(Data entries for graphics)

**********

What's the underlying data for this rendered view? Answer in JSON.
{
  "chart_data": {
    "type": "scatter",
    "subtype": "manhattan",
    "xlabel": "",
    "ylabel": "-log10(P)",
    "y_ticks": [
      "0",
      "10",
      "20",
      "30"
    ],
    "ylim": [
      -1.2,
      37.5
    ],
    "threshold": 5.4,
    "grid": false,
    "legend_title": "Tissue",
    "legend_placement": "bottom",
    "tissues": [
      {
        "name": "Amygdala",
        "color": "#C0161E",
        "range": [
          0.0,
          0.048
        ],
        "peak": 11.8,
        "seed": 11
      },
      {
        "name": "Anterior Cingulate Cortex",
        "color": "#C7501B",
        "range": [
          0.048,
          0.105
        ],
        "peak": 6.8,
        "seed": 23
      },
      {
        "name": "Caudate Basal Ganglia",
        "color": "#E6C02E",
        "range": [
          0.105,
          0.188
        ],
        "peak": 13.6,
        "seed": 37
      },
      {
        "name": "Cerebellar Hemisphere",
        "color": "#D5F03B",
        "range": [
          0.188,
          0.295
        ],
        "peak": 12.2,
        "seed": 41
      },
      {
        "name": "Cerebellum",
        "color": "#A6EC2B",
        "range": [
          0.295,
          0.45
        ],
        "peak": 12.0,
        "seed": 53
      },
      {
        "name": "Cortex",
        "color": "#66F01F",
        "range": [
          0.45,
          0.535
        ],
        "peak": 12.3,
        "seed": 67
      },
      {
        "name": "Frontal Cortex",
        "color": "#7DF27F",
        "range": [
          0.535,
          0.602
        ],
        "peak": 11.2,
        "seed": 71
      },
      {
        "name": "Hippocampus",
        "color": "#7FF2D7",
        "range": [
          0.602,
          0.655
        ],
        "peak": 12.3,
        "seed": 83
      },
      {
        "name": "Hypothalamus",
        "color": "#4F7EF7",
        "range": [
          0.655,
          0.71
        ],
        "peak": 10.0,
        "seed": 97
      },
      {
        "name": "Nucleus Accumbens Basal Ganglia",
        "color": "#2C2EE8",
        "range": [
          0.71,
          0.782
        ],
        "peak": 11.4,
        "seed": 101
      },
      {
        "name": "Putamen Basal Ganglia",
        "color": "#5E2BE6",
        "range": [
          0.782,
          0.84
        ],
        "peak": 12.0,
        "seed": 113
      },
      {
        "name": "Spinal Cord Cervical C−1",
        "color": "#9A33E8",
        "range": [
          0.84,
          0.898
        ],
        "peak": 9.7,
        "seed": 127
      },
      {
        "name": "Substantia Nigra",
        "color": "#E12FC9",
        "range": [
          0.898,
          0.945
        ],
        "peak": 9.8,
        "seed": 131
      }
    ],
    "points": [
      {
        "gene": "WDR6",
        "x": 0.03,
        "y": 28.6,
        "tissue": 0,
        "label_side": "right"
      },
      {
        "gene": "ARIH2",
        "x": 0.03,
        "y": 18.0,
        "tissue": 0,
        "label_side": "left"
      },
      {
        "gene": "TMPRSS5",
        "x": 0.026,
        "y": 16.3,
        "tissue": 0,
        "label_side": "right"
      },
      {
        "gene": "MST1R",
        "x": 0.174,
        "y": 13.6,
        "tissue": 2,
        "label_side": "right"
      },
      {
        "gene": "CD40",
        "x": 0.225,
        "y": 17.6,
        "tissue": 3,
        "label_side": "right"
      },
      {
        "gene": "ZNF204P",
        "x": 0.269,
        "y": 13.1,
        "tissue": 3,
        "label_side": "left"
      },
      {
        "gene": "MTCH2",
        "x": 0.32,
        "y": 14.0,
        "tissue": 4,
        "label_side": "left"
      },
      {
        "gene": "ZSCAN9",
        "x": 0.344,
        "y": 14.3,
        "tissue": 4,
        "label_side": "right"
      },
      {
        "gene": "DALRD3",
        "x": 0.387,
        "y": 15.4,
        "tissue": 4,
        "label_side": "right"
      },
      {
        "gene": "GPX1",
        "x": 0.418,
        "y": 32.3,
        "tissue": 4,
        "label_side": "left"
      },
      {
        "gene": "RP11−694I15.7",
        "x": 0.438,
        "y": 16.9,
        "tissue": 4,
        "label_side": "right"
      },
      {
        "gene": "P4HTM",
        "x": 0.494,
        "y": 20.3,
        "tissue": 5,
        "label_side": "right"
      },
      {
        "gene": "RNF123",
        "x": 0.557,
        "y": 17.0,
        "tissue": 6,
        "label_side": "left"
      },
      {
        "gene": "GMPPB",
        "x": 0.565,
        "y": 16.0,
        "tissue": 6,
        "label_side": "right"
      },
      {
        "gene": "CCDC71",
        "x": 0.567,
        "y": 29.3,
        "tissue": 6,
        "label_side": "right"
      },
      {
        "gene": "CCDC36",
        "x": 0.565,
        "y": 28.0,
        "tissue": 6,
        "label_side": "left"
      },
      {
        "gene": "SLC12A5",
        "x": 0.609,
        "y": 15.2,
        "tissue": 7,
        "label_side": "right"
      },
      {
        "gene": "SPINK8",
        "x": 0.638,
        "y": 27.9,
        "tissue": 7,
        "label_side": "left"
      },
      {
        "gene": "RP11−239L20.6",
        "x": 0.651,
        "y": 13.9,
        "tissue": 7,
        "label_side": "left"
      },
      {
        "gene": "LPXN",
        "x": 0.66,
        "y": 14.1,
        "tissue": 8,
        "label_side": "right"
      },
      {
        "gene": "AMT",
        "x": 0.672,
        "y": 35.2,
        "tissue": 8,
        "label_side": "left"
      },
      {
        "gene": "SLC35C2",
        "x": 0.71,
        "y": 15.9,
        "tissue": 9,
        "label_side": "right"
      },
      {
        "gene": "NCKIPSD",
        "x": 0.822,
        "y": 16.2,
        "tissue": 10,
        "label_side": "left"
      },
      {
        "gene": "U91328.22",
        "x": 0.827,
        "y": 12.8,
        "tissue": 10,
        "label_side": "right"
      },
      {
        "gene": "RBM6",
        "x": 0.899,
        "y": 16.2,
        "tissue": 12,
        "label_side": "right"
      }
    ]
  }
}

**********

▸ What you should do
From the records given above, copy all lines containing "Basal".

▸ Exercise result
        "name": "Caudate Basal Ganglia",
        "name": "Nucleus Accumbens Basal Ganglia",
        "name": "Putamen Basal Ganglia",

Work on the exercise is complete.